▸ **What you should do**: Output the records. Match them exactly.

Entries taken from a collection
** Start **

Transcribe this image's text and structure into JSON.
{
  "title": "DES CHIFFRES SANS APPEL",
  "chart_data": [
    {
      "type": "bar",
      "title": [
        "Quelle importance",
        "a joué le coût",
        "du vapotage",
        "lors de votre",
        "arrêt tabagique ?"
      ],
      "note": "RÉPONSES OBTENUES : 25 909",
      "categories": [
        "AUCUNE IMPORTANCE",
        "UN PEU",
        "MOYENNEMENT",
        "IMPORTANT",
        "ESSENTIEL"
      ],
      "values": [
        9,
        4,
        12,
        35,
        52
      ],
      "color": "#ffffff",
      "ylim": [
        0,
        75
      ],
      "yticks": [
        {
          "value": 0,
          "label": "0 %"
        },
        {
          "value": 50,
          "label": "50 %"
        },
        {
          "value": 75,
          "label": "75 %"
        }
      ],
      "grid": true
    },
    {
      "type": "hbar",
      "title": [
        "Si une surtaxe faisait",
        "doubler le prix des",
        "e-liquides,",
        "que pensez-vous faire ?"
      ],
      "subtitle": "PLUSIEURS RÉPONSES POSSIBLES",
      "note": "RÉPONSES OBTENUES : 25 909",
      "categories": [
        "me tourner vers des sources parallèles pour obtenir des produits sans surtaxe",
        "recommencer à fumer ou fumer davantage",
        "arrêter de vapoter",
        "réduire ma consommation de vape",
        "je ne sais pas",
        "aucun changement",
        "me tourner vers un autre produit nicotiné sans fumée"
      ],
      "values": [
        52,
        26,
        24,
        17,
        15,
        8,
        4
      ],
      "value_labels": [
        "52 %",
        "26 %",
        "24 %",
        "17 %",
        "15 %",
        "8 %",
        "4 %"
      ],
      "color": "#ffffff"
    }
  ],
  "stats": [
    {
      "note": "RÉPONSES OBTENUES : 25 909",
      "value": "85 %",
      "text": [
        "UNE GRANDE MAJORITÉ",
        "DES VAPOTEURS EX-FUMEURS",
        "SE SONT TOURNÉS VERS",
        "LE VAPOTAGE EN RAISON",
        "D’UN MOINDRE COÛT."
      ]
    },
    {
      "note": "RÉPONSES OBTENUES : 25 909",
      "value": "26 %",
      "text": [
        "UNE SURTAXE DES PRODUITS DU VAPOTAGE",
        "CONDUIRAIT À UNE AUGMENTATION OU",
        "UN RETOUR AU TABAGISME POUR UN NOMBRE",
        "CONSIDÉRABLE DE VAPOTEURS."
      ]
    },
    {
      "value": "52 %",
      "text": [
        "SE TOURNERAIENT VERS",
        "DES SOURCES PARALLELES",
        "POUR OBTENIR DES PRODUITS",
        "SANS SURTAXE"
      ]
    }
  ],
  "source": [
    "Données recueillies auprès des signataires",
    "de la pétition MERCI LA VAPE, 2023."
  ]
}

** End **

▸ **Final answer**:
Transcribe this image's text and structure into JSON.
{
  "title": "DES CHIFFRES SANS APPEL",
  "chart_data": [
    {
      "type": "bar",
      "title": [
        "Quelle importance",
        "a joué le coût",
        "du vapotage",
        "lors de votre",
        "arrêt tabagique ?"
      ],
      "note": "RÉPONSES OBTENUES : 25 909",
      "categories": [
        "AUCUNE IMPORTANCE",
        "UN PEU",
        "MOYENNEMENT",
        "IMPORTANT",
        "ESSENTIEL"
      ],
      "values": [
        9,
        4,
        12,
        35,
        52
      ],
      "color": "#ffffff",
      "ylim": [
        0,
        75
      ],
      "yticks": [
        {
          "value": 0,
          "label": "0 %"
        },
        {
          "value": 50,
          "label": "50 %"
        },
        {
          "value": 75,
          "label": "75 %"
        }
      ],
      "grid": true
    },
    {
      "type": "hbar",
      "title": [
        "Si une surtaxe faisait",
        "doubler le prix des",
        "e-liquides,",
        "que pensez-vous faire ?"
      ],
      "subtitle": "PLUSIEURS RÉPONSES POSSIBLES",
      "note": "RÉPONSES OBTENUES : 25 909",
      "categories": [
        "me tourner vers des sources parallèles pour obtenir des produits sans surtaxe",
        "recommencer à fumer ou fumer davantage",
        "arrêter de vapoter",
        "réduire ma consommation de vape",
        "je ne sais pas",
        "aucun changement",
        "me tourner vers un autre produit nicotiné sans fumée"
      ],
      "values": [
        52,
        26,
        24,
        17,
        15,
        8,
        4
      ],
      "value_labels": [
        "52 %",
        "26 %",
        "24 %",
        "17 %",
        "15 %",
        "8 %",
        "4 %"
      ],
      "color": "#ffffff"
    }
  ],
  "stats": [
    {
      "note": "RÉPONSES OBTENUES : 25 909",
      "value": "85 %",
      "text": [
        "UNE GRANDE MAJORITÉ",
        "DES VAPOTEURS EX-FUMEURS",
        "SE SONT TOURNÉS VERS",
        "LE VAPOTAGE EN RAISON",
        "D’UN MOINDRE COÛT."
      ]
    },
    {
      "note": "RÉPONSES OBTENUES : 25 909",
      "value": "26 %",
      "text": [
        "UNE SURTAXE DES PRODUITS DU VAPOTAGE",
        "CONDUIRAIT À UNE AUGMENTATION OU",
        "UN RETOUR AU TABAGISME POUR UN NOMBRE",
        "CONSIDÉRABLE DE VAPOTEURS."
      ]
    },
    {
      "value": "52 %",
      "text": [
        "SE TOURNERAIENT VERS",
        "DES SOURCES PARALLELES",
        "POUR OBTENIR DES PRODUITS",
        "SANS SURTAXE"
      ]
    }
  ],
  "source": [
    "Données recueillies auprès des signataires",
    "de la pétition MERCI LA VAPE, 2023."
  ]
}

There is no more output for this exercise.